TRAVAIL À FAIRE —
1 > Pouvez-vous restituer à l'identique, dans le texte sur Georges Bernard, le passage allant de « Il adhère au » jusqu'à « sympathisants s’y opposent. » ?
2 > Pouvez-vous reprendre le texte sur Georges Bernard là où il s'arrête et en écrire la suite ?

EXTRAIT À LIRE —
=======

Georges Bernard est conseiller municipal de Hem de 1920 à 1925.

Il adhère au Parti Démocrate Populaire dès sa création en 1924 : le PDP est le premier parti démocrate-chrétien d’envergure en France.

Le PDP prend ses distances avec les courants conservateurs du catholicisme politique du XIXe siècle, nostalgiques de la monarchie. Il se rallie au régime républicain et prône la réconciliation entre nations européennes après la fin de guerre 14-18.

Georges Bernard est candidat du PDP aux élections du Conseil général du Nord en 1932, puis aux élections législatives dans la 7e circonscription de Roubaix-Est en 1936.

Le PDP va se déchirer face à l’arrivée au pouvoir de Pétain. Si ses élus lui votent les pleins pouvoirs le 10 juillet 1940, la majorité de ses adhérents et sympathisants s’y opposent.

Nombre d’entre eux, par ailleurs anciens combattants de 14-18 qui n’ont pas oublié les horreurs des tranchées et la première occupation de leur département, vont se ranger résolument du côté de la résistance aux Occupants.

Georges Bernard en fait partie.

Une entrée immédiate en résistance

Le 25 septembre 1939, Georges Bernard sort le N° 1 du « Trait d’Union, Journal des Enfants d’Hem » pour « établir une liaison avec les camarades mobilisés ». 

Il affiche sans ambiguïté son positionnement anti nazi : « Par la volonté satanique d’Hitler, le fléau de la guerre s’est de nouveau abattu sur nous » et sa détermination unitaire : « le Trait d’Union est à la disposition de tous sans distinction ».

Georges Bernard est en liaison avec sa cousine maternelle Anna Dewailly, épouse Reversez.

Celle-ci est veuve et mère de cinq enfants. Elle demeure à Hem comme son cousin.

Elle a rejoint la résistance organisée avec deux de ses jeunes filles, Henriette et Louise, dès septembre 1940.

=======

ENTRÉES DE DONNÉES —
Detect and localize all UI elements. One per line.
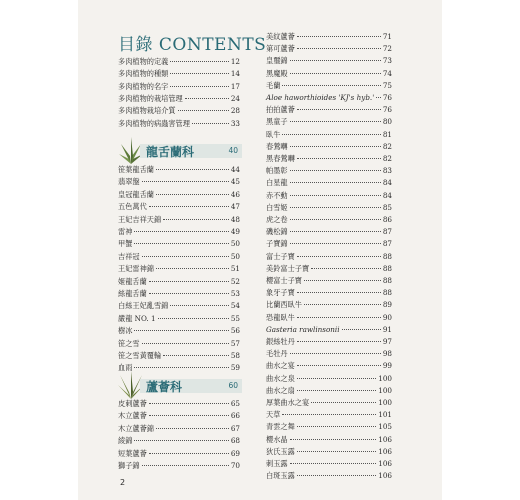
- section-page: 60: [228, 381, 238, 390]
- toc-entry-label: 富士子寶: [266, 251, 295, 261]
- section-name: 龍舌蘭科: [146, 145, 195, 159]
- dot-leader: [311, 268, 381, 269]
- toc-entry-label: 白絲王妃亂雪錦: [118, 301, 169, 311]
- toc-entry-label: 毛牡丹: [266, 349, 288, 359]
- toc-entry-page: 71: [382, 32, 392, 41]
- toc-entry-page: 89: [382, 300, 392, 310]
- toc-entry: [118, 68, 240, 79]
- dot-leader: [178, 110, 229, 111]
- dot-leader: [297, 292, 381, 293]
- dot-leader: [297, 158, 381, 159]
- toc-entry-page: 46: [230, 189, 240, 199]
- toc-entry-page: 47: [230, 202, 240, 212]
- toc-entry: [118, 423, 240, 434]
- toc-entry-label: 甲蟹: [118, 239, 133, 249]
- dot-leader: [170, 86, 229, 87]
- section-header-agave: [118, 140, 242, 162]
- toc-entry-page: 74: [382, 68, 392, 78]
- toc-entry: [266, 104, 392, 115]
- toc-entry: [118, 313, 240, 324]
- dot-leader: [290, 182, 381, 183]
- dot-leader: [142, 256, 229, 257]
- dot-leader: [304, 304, 381, 305]
- toc-entry-label: 黑童子: [266, 117, 288, 127]
- dot-leader: [297, 256, 381, 257]
- toc-entry-label: 笹葉龍舌蘭: [118, 165, 154, 174]
- toc-entry-page: 87: [382, 227, 392, 237]
- toc-entry-label: 皇冠龍舌蘭: [118, 189, 154, 199]
- dot-leader: [134, 440, 228, 441]
- toc-entry: [266, 116, 392, 127]
- dot-leader: [192, 123, 229, 124]
- toc-entry: [266, 287, 392, 298]
- toc-entry-label: 皮刺蘆薈: [118, 399, 147, 408]
- toc-entry-page: 17: [230, 81, 240, 91]
- toc-entry-label: 嚴龍 NO. 1: [118, 313, 156, 323]
- toc-entry: [266, 324, 392, 335]
- toc-entry: [118, 105, 240, 116]
- toc-entry-page: 50: [230, 239, 240, 249]
- dot-leader: [149, 453, 229, 454]
- toc-entry: [266, 202, 392, 213]
- dot-leader: [290, 353, 381, 354]
- toc-entry-page: 84: [382, 190, 392, 200]
- toc-entry-label: 毛蘭: [266, 80, 281, 90]
- toc-entry-label: 短葉蘆薈: [118, 448, 147, 458]
- toc-entry-label: 恐龍臥牛: [266, 312, 295, 322]
- toc-entry: [266, 263, 392, 274]
- toc-entry-page: 98: [382, 349, 392, 359]
- toc-entry: [266, 129, 392, 140]
- toc-entry: [266, 165, 392, 176]
- toc-entry: [266, 397, 392, 408]
- dot-leader: [297, 48, 381, 49]
- toc-entry: [266, 336, 392, 347]
- toc-entry-label: 吉祥冠: [118, 251, 140, 261]
- dot-leader: [297, 390, 377, 391]
- dot-leader: [290, 439, 377, 440]
- dot-leader: [304, 280, 381, 281]
- dot-leader: [290, 231, 381, 232]
- dot-leader: [297, 451, 377, 452]
- toc-entry-page: 75: [382, 80, 392, 90]
- toc-entry-label: 姬龍舌蘭: [118, 276, 147, 286]
- toc-entry: [118, 251, 240, 262]
- toc-entry-page: 83: [382, 166, 392, 176]
- toc-entry: [266, 177, 392, 188]
- dot-leader: [142, 343, 229, 344]
- toc-entry-label: 第可蘆薈: [266, 44, 295, 54]
- toc-entry: [266, 409, 392, 420]
- toc-entry-page: 106: [378, 471, 392, 481]
- toc-entry-page: 82: [382, 154, 392, 163]
- dot-leader: [158, 318, 229, 319]
- toc-entry: [266, 238, 392, 249]
- toc-entry-label: 王妃吉祥天錦: [118, 214, 162, 224]
- toc-entry-label: 多肉植物的栽培管理: [118, 93, 183, 103]
- toc-entry: [118, 288, 240, 299]
- dot-leader: [290, 219, 381, 220]
- toc-entry: [266, 80, 392, 91]
- toc-entry-page: 80: [382, 117, 392, 127]
- toc-entry: [118, 118, 240, 129]
- toc-entry-label: 黑春鶯囀: [266, 154, 295, 163]
- dot-leader: [156, 194, 229, 195]
- dot-leader: [163, 219, 229, 220]
- toc-entry: [118, 448, 240, 459]
- toc-entry: [266, 385, 392, 396]
- dot-leader: [297, 341, 381, 342]
- toc-entry: [118, 93, 240, 104]
- toc-entry-label: 狄氏玉露: [266, 446, 295, 456]
- toc-entry-label: 笹之雪黃覆輪: [118, 351, 162, 360]
- toc-entry-page: 28: [230, 106, 240, 116]
- toc-entry-page: 56: [230, 326, 240, 336]
- toc-entry: [266, 214, 392, 225]
- dot-leader: [149, 403, 229, 404]
- toc-entry-label: 木立蘆薈錦: [118, 423, 154, 433]
- toc-entry-page: 85: [382, 202, 392, 212]
- toc-entry-label: 帕墨彰: [266, 166, 288, 176]
- toc-entry-page: 48: [230, 214, 240, 224]
- toc-entry-page: 55: [230, 313, 240, 323]
- toc-entry: [118, 460, 240, 471]
- toc-entry: [118, 238, 240, 249]
- toc-entry: [266, 43, 392, 54]
- toc-entry-page: 101: [378, 410, 392, 420]
- toc-entry-label: 皇璽錦: [266, 56, 288, 66]
- dot-leader: [282, 85, 380, 86]
- toc-entry: [266, 458, 392, 469]
- toc-entry: [266, 251, 392, 262]
- toc-entry: [118, 81, 240, 92]
- dot-leader: [376, 97, 381, 98]
- toc-entry: [118, 300, 240, 311]
- toc-entry: [118, 410, 240, 421]
- dot-leader: [297, 109, 381, 110]
- toc-entry-label: 多肉植物的種類: [118, 69, 169, 79]
- toc-entry: [118, 435, 240, 446]
- toc-entry: [266, 348, 392, 359]
- toc-entry-page: 14: [230, 69, 240, 79]
- toc-entry-page: 86: [382, 215, 392, 224]
- toc-entry: [118, 201, 240, 212]
- toc-entry-page: 87: [382, 239, 392, 249]
- toc-entry-page: 100: [378, 373, 392, 383]
- dot-leader: [297, 475, 377, 476]
- toc-entry-page: 90: [382, 312, 392, 322]
- dot-leader: [134, 243, 228, 244]
- toc-entry-page: 65: [230, 399, 240, 408]
- toc-entry: [266, 141, 392, 152]
- toc-entry: [266, 153, 392, 164]
- toc-entry-label: 絲龍舌蘭: [118, 289, 147, 298]
- dot-leader: [282, 134, 380, 135]
- toc-entry-label: 厚葉曲水之宴: [266, 398, 310, 407]
- toc-entry-page: 91: [382, 324, 392, 334]
- page-number: 2: [120, 478, 126, 487]
- toc-entry: [118, 214, 240, 225]
- toc-entry: [266, 299, 392, 310]
- toc-entry-label: 比蘭西臥牛: [266, 300, 302, 310]
- toc-entry-page: 24: [230, 93, 240, 103]
- toc-entry-label: 血雨: [118, 363, 133, 373]
- dot-leader: [142, 465, 229, 466]
- dot-leader: [163, 355, 229, 356]
- toc-entry-page: 76: [382, 93, 392, 102]
- toc-entry: [266, 421, 392, 432]
- toc-entry-page: 54: [230, 301, 240, 311]
- toc-entry: [118, 176, 240, 187]
- toc-entry-label: 子寶錦: [266, 239, 288, 249]
- toc-entry-page: 97: [382, 337, 392, 346]
- dot-leader: [290, 207, 381, 208]
- toc-entry-page: 105: [378, 422, 392, 432]
- toc-entry: [118, 189, 240, 200]
- toc-entry: [118, 276, 240, 287]
- toc-entry: [266, 470, 392, 481]
- toc-entry: [118, 226, 240, 237]
- toc-entry-label: 天草: [266, 410, 281, 420]
- toc-entry: [266, 434, 392, 445]
- page-title: 目錄 CONTENTS: [118, 35, 267, 55]
- toc-entry-page: 52: [230, 276, 240, 286]
- toc-entry-page: 88: [382, 251, 392, 261]
- dot-leader: [290, 195, 381, 196]
- toc-entry-label: 刺玉露: [266, 459, 288, 468]
- toc-entry-page: 57: [230, 338, 240, 348]
- toc-entry-label: 美紋蘆薈: [266, 32, 295, 41]
- toc-entry-page: 51: [230, 264, 240, 274]
- dot-leader: [142, 181, 229, 182]
- dot-leader: [170, 73, 229, 74]
- toc-entry-label: 拍拍蘆薈: [266, 105, 295, 115]
- toc-entry: [266, 31, 392, 42]
- toc-entry-page: 72: [382, 44, 392, 54]
- dot-leader: [290, 463, 377, 464]
- toc-entry-page: 49: [230, 227, 240, 236]
- toc-entry-page: 69: [230, 448, 240, 458]
- section-name: 蘆薈科: [146, 380, 183, 394]
- dot-leader: [156, 268, 229, 269]
- dot-leader: [297, 317, 381, 318]
- toc-entry-label: 春鶯囀: [266, 141, 288, 151]
- dot-leader: [134, 367, 228, 368]
- dot-leader: [134, 330, 228, 331]
- toc-entry-page: 99: [382, 361, 392, 371]
- section-header-aloe: [118, 375, 242, 397]
- dot-leader: [290, 121, 381, 122]
- toc-entry-page: 73: [382, 56, 392, 66]
- dot-leader: [156, 428, 229, 429]
- dot-leader: [149, 206, 229, 207]
- toc-entry-label: 櫻富士子寶: [266, 276, 302, 285]
- toc-entry: [118, 350, 240, 361]
- dot-leader: [290, 146, 381, 147]
- dot-leader: [156, 169, 229, 170]
- toc-entry-page: 66: [230, 411, 240, 421]
- toc-entry-label: 櫻水晶: [266, 434, 288, 444]
- dot-leader: [170, 305, 229, 306]
- dot-leader: [170, 61, 229, 62]
- dot-leader: [290, 73, 381, 74]
- toc-entry-page: 88: [382, 276, 392, 285]
- toc-entry: [118, 263, 240, 274]
- toc-entry: [118, 398, 240, 409]
- dot-leader: [290, 170, 381, 171]
- toc-entry-label: Gasteria rawlinsonii: [266, 324, 340, 334]
- toc-entry: [266, 360, 392, 371]
- dot-leader: [297, 378, 377, 379]
- toc-entry-label: 五色萬代: [118, 202, 147, 212]
- toc-entry-label: 銀絲牡丹: [266, 337, 295, 346]
- toc-entry-label: 王妃雷神錦: [118, 264, 154, 274]
- toc-entry-page: 82: [382, 141, 392, 151]
- toc-entry-label: 雷神: [118, 227, 133, 236]
- toc-entry: [118, 325, 240, 336]
- dot-leader: [311, 402, 376, 403]
- toc-entry-label: 多肉植物的定義: [118, 57, 169, 66]
- toc-entry-page: 67: [230, 423, 240, 433]
- toc-entry-label: 多肉植物的名字: [118, 81, 169, 91]
- dot-leader: [342, 329, 381, 330]
- toc-entry-page: 59: [230, 363, 240, 373]
- toc-entry-page: 58: [230, 351, 240, 360]
- toc-entry: [266, 373, 392, 384]
- toc-entry-page: 76: [382, 105, 392, 115]
- toc-entry-page: 44: [230, 165, 240, 174]
- dot-leader: [185, 98, 229, 99]
- dot-leader: [282, 414, 376, 415]
- toc-entry-page: 88: [382, 263, 392, 273]
- toc-entry-page: 84: [382, 178, 392, 188]
- dot-leader: [149, 415, 229, 416]
- toc-entry-label: 虎之卷: [266, 215, 288, 224]
- dot-leader: [297, 365, 381, 366]
- toc-entry-label: 樹冰: [118, 326, 133, 336]
- toc-entry-page: 81: [382, 129, 392, 139]
- toc-entry-label: 磯松錦: [266, 227, 288, 237]
- dot-leader: [297, 36, 381, 37]
- toc-entry: [118, 164, 240, 175]
- toc-entry-page: 106: [378, 434, 392, 444]
- toc-entry-page: 33: [230, 118, 240, 128]
- toc-entry-label: 臥牛: [266, 129, 281, 139]
- toc-entry-label: 赤不動: [266, 190, 288, 200]
- toc-entry: [266, 68, 392, 79]
- dot-leader: [134, 231, 228, 232]
- toc-entry-label: 木立蘆薈: [118, 411, 147, 421]
- toc-entry-page: 70: [230, 461, 240, 470]
- toc-entry-label: 多肉植物的病蟲害管理: [118, 118, 190, 128]
- toc-entry-label: 曲水之宴: [266, 361, 295, 371]
- toc-entry-page: 53: [230, 289, 240, 298]
- toc-entry-label: 多肉植物栽培介質: [118, 106, 176, 116]
- toc-entry-page: 68: [230, 436, 240, 446]
- toc-entry-label: 獅子錦: [118, 461, 140, 470]
- toc-entry-page: 100: [378, 385, 392, 395]
- toc-entry-label: 美鈴富士子寶: [266, 263, 310, 273]
- toc-entry: [266, 55, 392, 66]
- dot-leader: [297, 426, 377, 427]
- toc-entry-page: 106: [378, 459, 392, 468]
- section-page: 40: [228, 146, 238, 155]
- toc-entry-page: 100: [378, 398, 392, 407]
- toc-entry-label: 曲水之扇: [266, 385, 295, 395]
- toc-entry: [118, 338, 240, 349]
- toc-entry-label: 曲水之泉: [266, 373, 295, 383]
- toc-entry-label: 白斑玉露: [266, 471, 295, 481]
- toc-entry-page: 45: [230, 177, 240, 187]
- toc-entry-label: 象牙子寶: [266, 288, 295, 298]
- toc-entry-page: 88: [382, 288, 392, 298]
- dot-leader: [149, 293, 229, 294]
- toc-entry: [266, 190, 392, 201]
- toc-entry-label: 白雪姬: [266, 202, 288, 212]
- toc-entry-page: 50: [230, 251, 240, 261]
- toc-entry-label: 白星龍: [266, 178, 288, 188]
- toc-entry-page: 12: [230, 57, 240, 66]
- toc-entry: [266, 275, 392, 286]
- toc-entry-label: 青雲之舞: [266, 422, 295, 432]
- toc-entry-label: Aloe haworthioides 'KJ's hyb.': [266, 93, 375, 102]
- toc-entry-page: 106: [378, 446, 392, 456]
- toc-entry-label: 笹之雪: [118, 338, 140, 348]
- toc-entry-label: 綾錦: [118, 436, 133, 446]
- dot-leader: [290, 60, 381, 61]
- dot-leader: [149, 281, 229, 282]
- toc-entry-label: 翡翠盤: [118, 177, 140, 187]
- toc-entry: [118, 56, 240, 67]
- toc-entry: [266, 312, 392, 323]
- toc-entry: [266, 446, 392, 457]
- toc-entry: [266, 92, 392, 103]
- dot-leader: [290, 243, 381, 244]
- toc-entry-label: 黑魔殿: [266, 68, 288, 78]
- toc-entry: [266, 226, 392, 237]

=======

RÉPONSES FOURNIES —
1 >
Il adhère au Parti Démocrate Populaire dès sa création en 1924 : le PDP est le premier parti démocrate-chrétien d’envergure en France.

Le PDP prend ses distances avec les courants conservateurs du catholicisme politique du XIXe siècle, nostalgiques de la monarchie. Il se rallie au régime républicain et prône la réconciliation entre nations européennes après la fin de guerre 14-18.

Georges Bernard est candidat du PDP aux élections du Conseil général du Nord en 1932, puis aux élections législatives dans la 7e circonscription de Roubaix-Est en 1936.

Le PDP va se déchirer face à l’arrivée au pouvoir de Pétain. Si ses élus lui votent les pleins pouvoirs le 10 juillet 1940, la majorité de ses adhérents et sympathisants s’y opposent.

2 >
En effet, elles appartiennent au réseau Action 40 (4). Ce réseau est chargé de collecter des renseignements dans la région de Roubaix, véritable « capitale » de la résistance dans le nord, d’aider les réseaux belges d’évasion des soldats anglais bloqués dans la poche de Dunkerque ou faits prisonniers et évadés, pour les diriger sur Paris puis vers la Ligne de Démarcation.

Elles distribuent tracts et presse clandestine locale comme la « Voix de la Nation » et la « Voix du Nord ».

Anna héberge régulièrement des militaires anglais, des prisonniers de guerre français évadés, des aviateurs alliés et des agents parachutés.

Georges Bernard en abrite aussi.

Depuis juillet 1941, Georges a préféré fermer son usine de teinturerie plutôt que de la mettre au service de l’industrie de guerre des Allemands.

Dénoncées, Anna et ses filles sont arrêtées le 17 septembre (5). Deux soldats anglais se trouvaient chez elle.

Georges Bernard sait ce que cela signifie : lui et sa famille sont en danger car les Allemands chercheront à débusquer d’autres membres du réseau. Il lui faut quitter rapidement le Nord.

Le 15 mai 1941, Georges Bernard avait signé l’acte d’achat du Vaulx. Pour mettre sa famille à l’abri si nécessaire, dira-t’il. Le Vaulx est certes en zone occupée car il est impossible alors d’acheter et de s’installer en zone dite « libre », mais comme par hasard la fin du parc du Vaulx se trouve à …150 m de la Ligne de Démarcation !

En, fait le choix du Vaulx était lié à ses activités résistantes et aux besoins de lieux d’étapes et d’hébergement des filières d’évasion.


Un résistant encore plus engagé

La famille Bernard s’installe au Vaulx début octobre 1941.

L’engagement de Georges Bernard va alors passer à un stade supérieur.

En mars 1942, il devient membre de Libération Nord et il est affilié au « bataillon corse » de Henri Letellier, pseudo Louvois ou aussi Chevalier de Louvois (6).

Celui-ci appartient aux corps francs de la région parisienne de Libération Nord. Il est membre du réseau « Zéro France ». Il travaille avec Louis Roussel (7), issu de mouvement de résistance CDLL et qui est aussi chef du sous-réseau de Paris du réseau Zéro-France, un réseau belge animé par des résistants français.

Je n’ai pas pu établir dans quelles conditions exactes s’est établie la liaison entre Georges Bernard et Henri Letellier.

Mais ces éléments laissent à penser qu’elle est intervenue au travers du réseau Zéro France, né début 1942 ( à partir du réseau belge Zéro crée lui en 1940 avec un groupe appelé Ali France ) à Roubaix avec une double mission de renseignements et d’évasion.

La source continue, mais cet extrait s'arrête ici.